#### [Dateneinträge]

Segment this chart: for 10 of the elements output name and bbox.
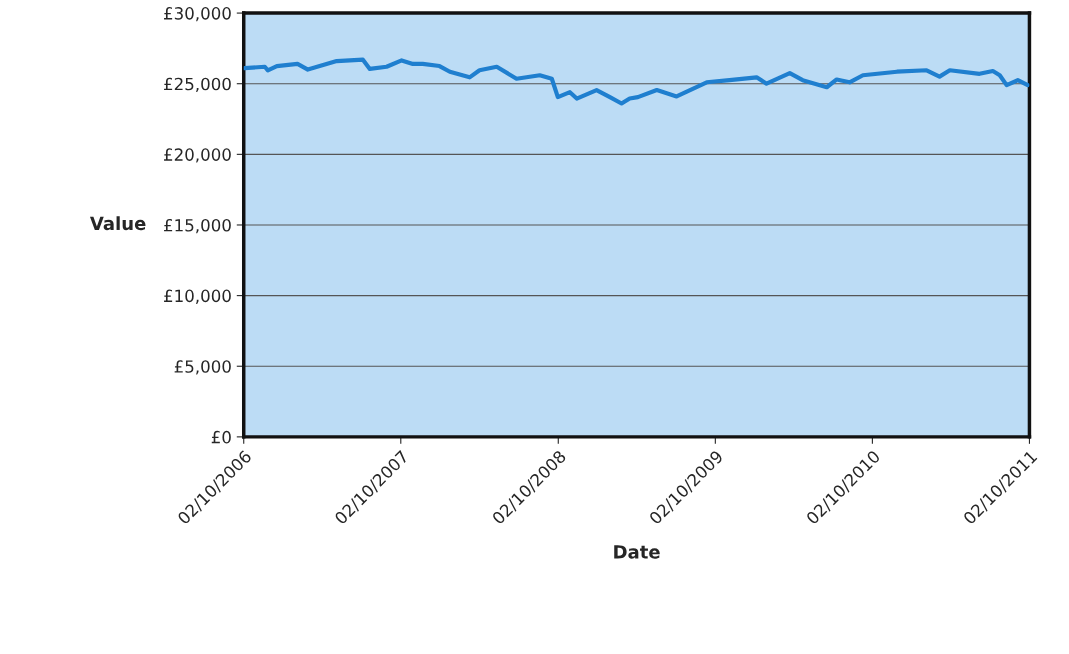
y-tick-label: £20,000 [164,148,231,163]
line-series [243,57,1030,106]
y-axis-title: Value [89,216,146,231]
y-tick-label: £10,000 [164,289,231,304]
y-tick-label: £5,000 [174,360,231,375]
y-tick-label: £0 [211,430,231,444]
y-tick-label: £25,000 [164,77,231,92]
x-axis-title: Date [614,545,660,559]
y-tick-label: £30,000 [164,7,231,22]
y-tick-label: £15,000 [164,218,231,234]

#### [Arbeitsauftrag]
Schreiben Sie alle Zeilen neu, wobei „chart“ durch „graph“ ersetzt wird und alles Übrige unverändert bleibt. Die Bilder werden in der Antwort weggelassen.

#### [Lösung]
Segment this graph: for 10 of the elements output name and bbox.
y-tick-label: £20,000 [164,148,231,163]
line-series [243,57,1030,106]
y-axis-title: Value [89,216,146,231]
y-tick-label: £10,000 [164,289,231,304]
y-tick-label: £5,000 [174,360,231,375]
y-tick-label: £0 [211,430,231,444]
y-tick-label: £25,000 [164,77,231,92]
x-axis-title: Date [614,545,660,559]
y-tick-label: £30,000 [164,7,231,22]
y-tick-label: £15,000 [164,218,231,234]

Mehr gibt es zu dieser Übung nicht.